:: AIM OF THE TASK ::
Count the lines in the entries below that include the word "Instructions". Give nothing but the number.

#####

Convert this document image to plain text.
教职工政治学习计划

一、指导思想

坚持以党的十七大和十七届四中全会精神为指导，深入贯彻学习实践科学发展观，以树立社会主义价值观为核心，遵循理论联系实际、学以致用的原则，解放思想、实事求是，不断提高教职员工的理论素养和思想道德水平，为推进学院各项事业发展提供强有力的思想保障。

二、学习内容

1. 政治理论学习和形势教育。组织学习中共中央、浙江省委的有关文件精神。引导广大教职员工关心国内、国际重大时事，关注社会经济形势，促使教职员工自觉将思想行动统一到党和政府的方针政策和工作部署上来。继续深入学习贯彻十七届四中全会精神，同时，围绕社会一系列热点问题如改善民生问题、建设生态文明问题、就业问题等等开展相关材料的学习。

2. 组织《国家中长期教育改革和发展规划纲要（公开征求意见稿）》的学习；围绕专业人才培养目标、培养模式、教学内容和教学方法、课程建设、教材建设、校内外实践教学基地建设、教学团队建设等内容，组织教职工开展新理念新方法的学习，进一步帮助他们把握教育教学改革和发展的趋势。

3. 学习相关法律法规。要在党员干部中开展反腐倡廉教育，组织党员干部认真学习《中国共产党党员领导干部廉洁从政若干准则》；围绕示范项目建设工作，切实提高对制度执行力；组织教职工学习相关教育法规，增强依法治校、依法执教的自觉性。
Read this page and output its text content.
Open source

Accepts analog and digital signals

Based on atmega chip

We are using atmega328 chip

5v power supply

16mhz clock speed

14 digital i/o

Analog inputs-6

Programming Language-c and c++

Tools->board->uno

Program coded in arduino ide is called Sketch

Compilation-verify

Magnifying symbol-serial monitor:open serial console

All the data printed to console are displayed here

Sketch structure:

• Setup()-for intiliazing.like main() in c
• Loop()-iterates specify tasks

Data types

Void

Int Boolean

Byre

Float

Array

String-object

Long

#####

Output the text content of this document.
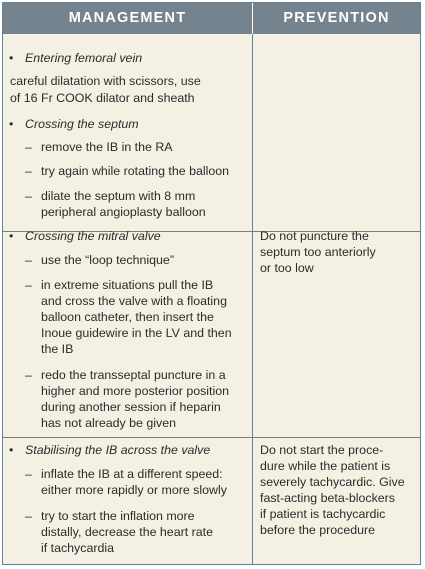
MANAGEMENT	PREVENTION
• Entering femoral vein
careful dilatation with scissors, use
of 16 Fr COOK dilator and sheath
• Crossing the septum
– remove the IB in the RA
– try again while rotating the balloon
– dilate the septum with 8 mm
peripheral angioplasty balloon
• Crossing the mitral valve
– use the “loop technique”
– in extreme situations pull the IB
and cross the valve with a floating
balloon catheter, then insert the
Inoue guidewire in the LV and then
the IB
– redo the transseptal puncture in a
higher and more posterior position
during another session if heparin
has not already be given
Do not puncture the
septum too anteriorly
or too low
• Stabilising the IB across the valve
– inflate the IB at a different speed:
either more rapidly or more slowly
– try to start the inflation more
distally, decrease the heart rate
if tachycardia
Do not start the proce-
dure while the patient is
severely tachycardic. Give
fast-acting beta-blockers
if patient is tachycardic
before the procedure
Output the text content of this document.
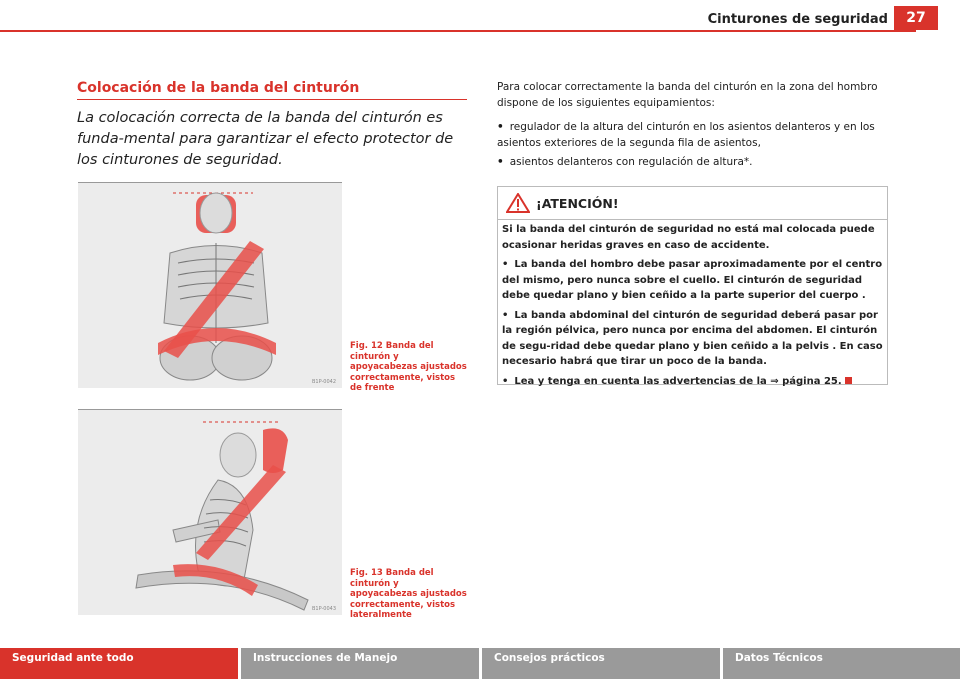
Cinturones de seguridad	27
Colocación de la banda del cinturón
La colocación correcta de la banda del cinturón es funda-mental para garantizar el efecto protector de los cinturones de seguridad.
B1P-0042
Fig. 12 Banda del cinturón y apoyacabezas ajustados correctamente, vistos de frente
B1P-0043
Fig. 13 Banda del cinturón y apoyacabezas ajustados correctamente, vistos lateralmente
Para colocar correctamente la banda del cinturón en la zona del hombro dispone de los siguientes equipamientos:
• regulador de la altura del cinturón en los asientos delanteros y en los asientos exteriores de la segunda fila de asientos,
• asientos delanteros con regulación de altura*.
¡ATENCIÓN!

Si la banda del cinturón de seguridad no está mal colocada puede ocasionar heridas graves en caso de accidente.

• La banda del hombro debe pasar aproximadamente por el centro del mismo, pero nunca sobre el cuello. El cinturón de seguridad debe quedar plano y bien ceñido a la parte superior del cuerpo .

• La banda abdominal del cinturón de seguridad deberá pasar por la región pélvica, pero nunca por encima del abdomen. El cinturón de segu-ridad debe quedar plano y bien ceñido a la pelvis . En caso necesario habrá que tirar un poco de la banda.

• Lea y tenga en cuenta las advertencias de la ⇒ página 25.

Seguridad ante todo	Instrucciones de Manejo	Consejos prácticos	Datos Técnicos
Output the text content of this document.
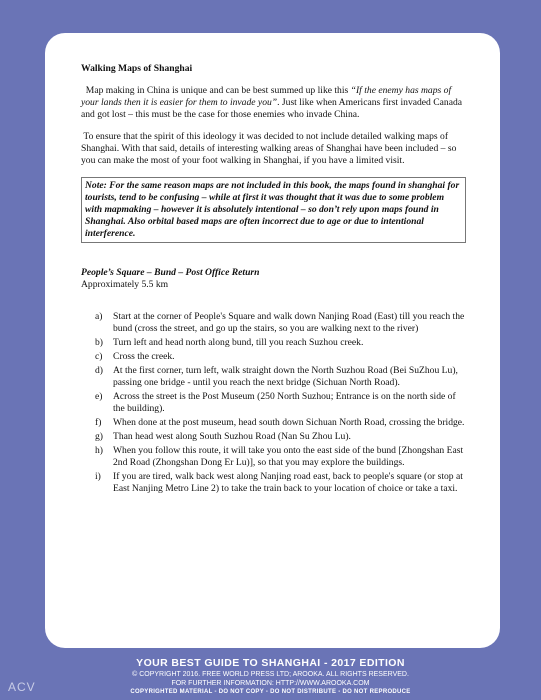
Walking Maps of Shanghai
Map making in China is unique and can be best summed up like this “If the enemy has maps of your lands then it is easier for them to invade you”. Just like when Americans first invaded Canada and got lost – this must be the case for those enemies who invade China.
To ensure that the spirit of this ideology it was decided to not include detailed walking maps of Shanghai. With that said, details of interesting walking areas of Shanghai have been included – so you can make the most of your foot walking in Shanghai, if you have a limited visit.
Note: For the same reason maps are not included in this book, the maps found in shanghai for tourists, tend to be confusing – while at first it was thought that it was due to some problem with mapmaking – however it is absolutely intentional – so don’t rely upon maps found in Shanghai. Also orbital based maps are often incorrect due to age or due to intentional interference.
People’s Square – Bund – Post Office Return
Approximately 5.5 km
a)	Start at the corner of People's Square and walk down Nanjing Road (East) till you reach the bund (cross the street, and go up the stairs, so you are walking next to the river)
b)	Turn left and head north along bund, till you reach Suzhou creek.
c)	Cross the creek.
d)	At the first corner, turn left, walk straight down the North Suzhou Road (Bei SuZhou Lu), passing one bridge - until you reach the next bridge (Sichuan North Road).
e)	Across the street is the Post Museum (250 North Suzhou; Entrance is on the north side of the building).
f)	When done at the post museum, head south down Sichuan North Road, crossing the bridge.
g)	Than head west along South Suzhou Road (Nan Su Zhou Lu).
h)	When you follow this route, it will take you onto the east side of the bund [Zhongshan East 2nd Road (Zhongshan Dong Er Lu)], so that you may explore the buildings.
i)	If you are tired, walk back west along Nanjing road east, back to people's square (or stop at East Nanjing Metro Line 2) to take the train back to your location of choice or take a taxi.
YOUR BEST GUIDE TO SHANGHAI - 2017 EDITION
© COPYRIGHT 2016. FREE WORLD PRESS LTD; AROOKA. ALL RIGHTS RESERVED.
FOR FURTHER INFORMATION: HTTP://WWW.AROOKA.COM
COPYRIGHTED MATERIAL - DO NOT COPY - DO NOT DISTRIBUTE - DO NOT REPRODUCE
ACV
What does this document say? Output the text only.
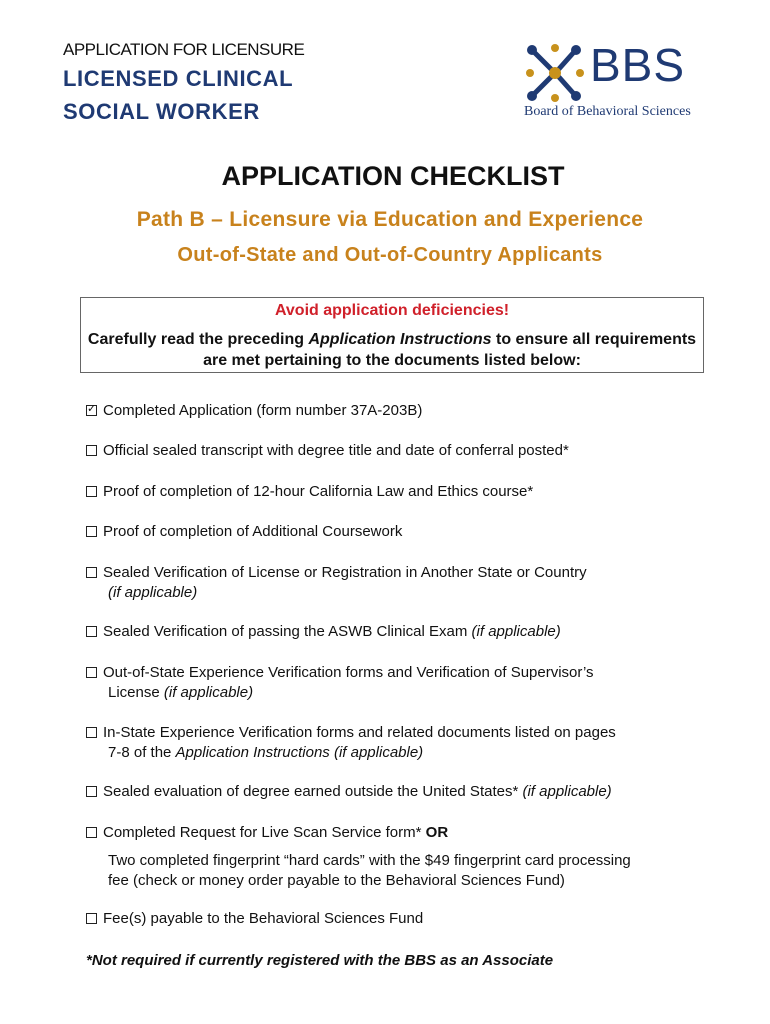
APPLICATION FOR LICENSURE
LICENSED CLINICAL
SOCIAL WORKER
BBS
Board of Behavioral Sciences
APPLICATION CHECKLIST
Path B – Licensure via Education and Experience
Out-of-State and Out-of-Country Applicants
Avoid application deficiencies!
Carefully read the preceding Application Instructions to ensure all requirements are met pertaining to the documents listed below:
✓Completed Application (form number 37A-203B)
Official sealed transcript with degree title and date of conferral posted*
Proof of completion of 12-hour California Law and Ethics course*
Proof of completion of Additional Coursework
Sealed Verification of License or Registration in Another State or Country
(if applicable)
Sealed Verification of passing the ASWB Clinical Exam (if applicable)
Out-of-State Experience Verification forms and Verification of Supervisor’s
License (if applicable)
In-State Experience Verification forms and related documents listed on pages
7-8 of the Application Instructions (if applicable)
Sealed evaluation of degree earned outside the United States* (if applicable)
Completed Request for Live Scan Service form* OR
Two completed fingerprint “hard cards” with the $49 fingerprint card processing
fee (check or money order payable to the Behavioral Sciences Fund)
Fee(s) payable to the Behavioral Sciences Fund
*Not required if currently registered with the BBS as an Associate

#####

:: RESPONSE ::
2